Written instruction.
Quote all entries in full, exactly.

Input data.
____

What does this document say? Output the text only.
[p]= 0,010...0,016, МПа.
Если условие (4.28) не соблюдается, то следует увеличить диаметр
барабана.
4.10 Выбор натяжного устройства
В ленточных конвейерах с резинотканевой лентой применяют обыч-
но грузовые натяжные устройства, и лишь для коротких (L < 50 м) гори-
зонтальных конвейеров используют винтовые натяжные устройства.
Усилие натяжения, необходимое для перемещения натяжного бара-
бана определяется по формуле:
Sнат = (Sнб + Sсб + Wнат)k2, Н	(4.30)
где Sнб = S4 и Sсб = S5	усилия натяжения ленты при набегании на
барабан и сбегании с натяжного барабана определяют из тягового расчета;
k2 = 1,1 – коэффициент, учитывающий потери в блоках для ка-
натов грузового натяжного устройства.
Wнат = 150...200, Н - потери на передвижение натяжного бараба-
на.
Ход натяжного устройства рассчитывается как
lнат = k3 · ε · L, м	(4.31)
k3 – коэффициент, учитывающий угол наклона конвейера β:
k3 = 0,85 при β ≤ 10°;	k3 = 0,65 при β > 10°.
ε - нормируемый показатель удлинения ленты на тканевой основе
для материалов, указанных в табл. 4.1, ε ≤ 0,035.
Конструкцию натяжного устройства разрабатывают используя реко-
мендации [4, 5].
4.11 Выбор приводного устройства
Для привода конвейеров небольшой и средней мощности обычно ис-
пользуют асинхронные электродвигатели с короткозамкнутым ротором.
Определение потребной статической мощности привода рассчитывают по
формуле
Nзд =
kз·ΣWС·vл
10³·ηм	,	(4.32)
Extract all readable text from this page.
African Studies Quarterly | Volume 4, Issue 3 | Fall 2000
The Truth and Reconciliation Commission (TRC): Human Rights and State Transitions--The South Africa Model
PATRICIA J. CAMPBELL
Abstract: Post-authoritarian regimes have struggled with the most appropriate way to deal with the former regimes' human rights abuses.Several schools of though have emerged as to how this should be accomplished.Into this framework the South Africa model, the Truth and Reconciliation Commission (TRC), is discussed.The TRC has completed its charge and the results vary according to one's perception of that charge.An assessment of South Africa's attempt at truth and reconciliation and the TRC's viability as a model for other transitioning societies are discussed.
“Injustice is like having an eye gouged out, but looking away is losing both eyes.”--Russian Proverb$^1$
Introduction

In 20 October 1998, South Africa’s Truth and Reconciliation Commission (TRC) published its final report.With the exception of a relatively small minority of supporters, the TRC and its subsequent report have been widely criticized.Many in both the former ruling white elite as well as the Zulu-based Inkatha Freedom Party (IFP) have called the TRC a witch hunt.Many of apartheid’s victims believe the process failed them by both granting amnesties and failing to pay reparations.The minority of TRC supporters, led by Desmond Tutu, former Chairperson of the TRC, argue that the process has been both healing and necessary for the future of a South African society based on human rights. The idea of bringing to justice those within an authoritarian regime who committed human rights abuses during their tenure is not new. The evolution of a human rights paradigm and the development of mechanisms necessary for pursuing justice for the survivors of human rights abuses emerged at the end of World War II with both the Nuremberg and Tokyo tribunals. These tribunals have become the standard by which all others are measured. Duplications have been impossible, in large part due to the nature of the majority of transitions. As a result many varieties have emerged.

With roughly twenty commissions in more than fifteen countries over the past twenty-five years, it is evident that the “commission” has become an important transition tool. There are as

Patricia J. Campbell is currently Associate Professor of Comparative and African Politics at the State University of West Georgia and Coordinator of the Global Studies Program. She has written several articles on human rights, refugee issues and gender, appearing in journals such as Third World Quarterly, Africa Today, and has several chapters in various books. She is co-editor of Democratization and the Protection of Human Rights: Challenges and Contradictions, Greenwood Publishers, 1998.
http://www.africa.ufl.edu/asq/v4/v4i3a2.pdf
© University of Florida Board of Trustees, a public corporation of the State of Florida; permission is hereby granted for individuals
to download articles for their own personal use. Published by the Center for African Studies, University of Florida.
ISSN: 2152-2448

____

Task response.
What does this document say? Output the text only.
[p]= 0,010...0,016, МПа.
Если условие (4.28) не соблюдается, то следует увеличить диаметр
барабана.
4.10 Выбор натяжного устройства
В ленточных конвейерах с резинотканевой лентой применяют обыч-
но грузовые натяжные устройства, и лишь для коротких (L < 50 м) гори-
зонтальных конвейеров используют винтовые натяжные устройства.
Усилие натяжения, необходимое для перемещения натяжного бара-
бана определяется по формуле:
Sнат = (Sнб + Sсб + Wнат)k2, Н	(4.30)
где Sнб = S4 и Sсб = S5	усилия натяжения ленты при набегании на
барабан и сбегании с натяжного барабана определяют из тягового расчета;
k2 = 1,1 – коэффициент, учитывающий потери в блоках для ка-
натов грузового натяжного устройства.
Wнат = 150...200, Н - потери на передвижение натяжного бараба-
на.
Ход натяжного устройства рассчитывается как
lнат = k3 · ε · L, м	(4.31)
k3 – коэффициент, учитывающий угол наклона конвейера β:
k3 = 0,85 при β ≤ 10°;	k3 = 0,65 при β > 10°.
ε - нормируемый показатель удлинения ленты на тканевой основе
для материалов, указанных в табл. 4.1, ε ≤ 0,035.
Конструкцию натяжного устройства разрабатывают используя реко-
мендации [4, 5].
4.11 Выбор приводного устройства
Для привода конвейеров небольшой и средней мощности обычно ис-
пользуют асинхронные электродвигатели с короткозамкнутым ротором.
Определение потребной статической мощности привода рассчитывают по
формуле
Nзд =
kз·ΣWС·vл
10³·ηм	,	(4.32)
Extract all readable text from this page.
African Studies Quarterly | Volume 4, Issue 3 | Fall 2000
The Truth and Reconciliation Commission (TRC): Human Rights and State Transitions--The South Africa Model
PATRICIA J. CAMPBELL
Abstract: Post-authoritarian regimes have struggled with the most appropriate way to deal with the former regimes' human rights abuses.Several schools of though have emerged as to how this should be accomplished.Into this framework the South Africa model, the Truth and Reconciliation Commission (TRC), is discussed.The TRC has completed its charge and the results vary according to one's perception of that charge.An assessment of South Africa's attempt at truth and reconciliation and the TRC's viability as a model for other transitioning societies are discussed.
“Injustice is like having an eye gouged out, but looking away is losing both eyes.”--Russian Proverb$^1$
Introduction

In 20 October 1998, South Africa’s Truth and Reconciliation Commission (TRC) published its final report.With the exception of a relatively small minority of supporters, the TRC and its subsequent report have been widely criticized.Many in both the former ruling white elite as well as the Zulu-based Inkatha Freedom Party (IFP) have called the TRC a witch hunt.Many of apartheid’s victims believe the process failed them by both granting amnesties and failing to pay reparations.The minority of TRC supporters, led by Desmond Tutu, former Chairperson of the TRC, argue that the process has been both healing and necessary for the future of a South African society based on human rights. The idea of bringing to justice those within an authoritarian regime who committed human rights abuses during their tenure is not new. The evolution of a human rights paradigm and the development of mechanisms necessary for pursuing justice for the survivors of human rights abuses emerged at the end of World War II with both the Nuremberg and Tokyo tribunals. These tribunals have become the standard by which all others are measured. Duplications have been impossible, in large part due to the nature of the majority of transitions. As a result many varieties have emerged.

With roughly twenty commissions in more than fifteen countries over the past twenty-five years, it is evident that the “commission” has become an important transition tool. There are as

Patricia J. Campbell is currently Associate Professor of Comparative and African Politics at the State University of West Georgia and Coordinator of the Global Studies Program. She has written several articles on human rights, refugee issues and gender, appearing in journals such as Third World Quarterly, Africa Today, and has several chapters in various books. She is co-editor of Democratization and the Protection of Human Rights: Challenges and Contradictions, Greenwood Publishers, 1998.
http://www.africa.ufl.edu/asq/v4/v4i3a2.pdf
© University of Florida Board of Trustees, a public corporation of the State of Florida; permission is hereby granted for individuals
to download articles for their own personal use. Published by the Center for African Studies, University of Florida.
ISSN: 2152-2448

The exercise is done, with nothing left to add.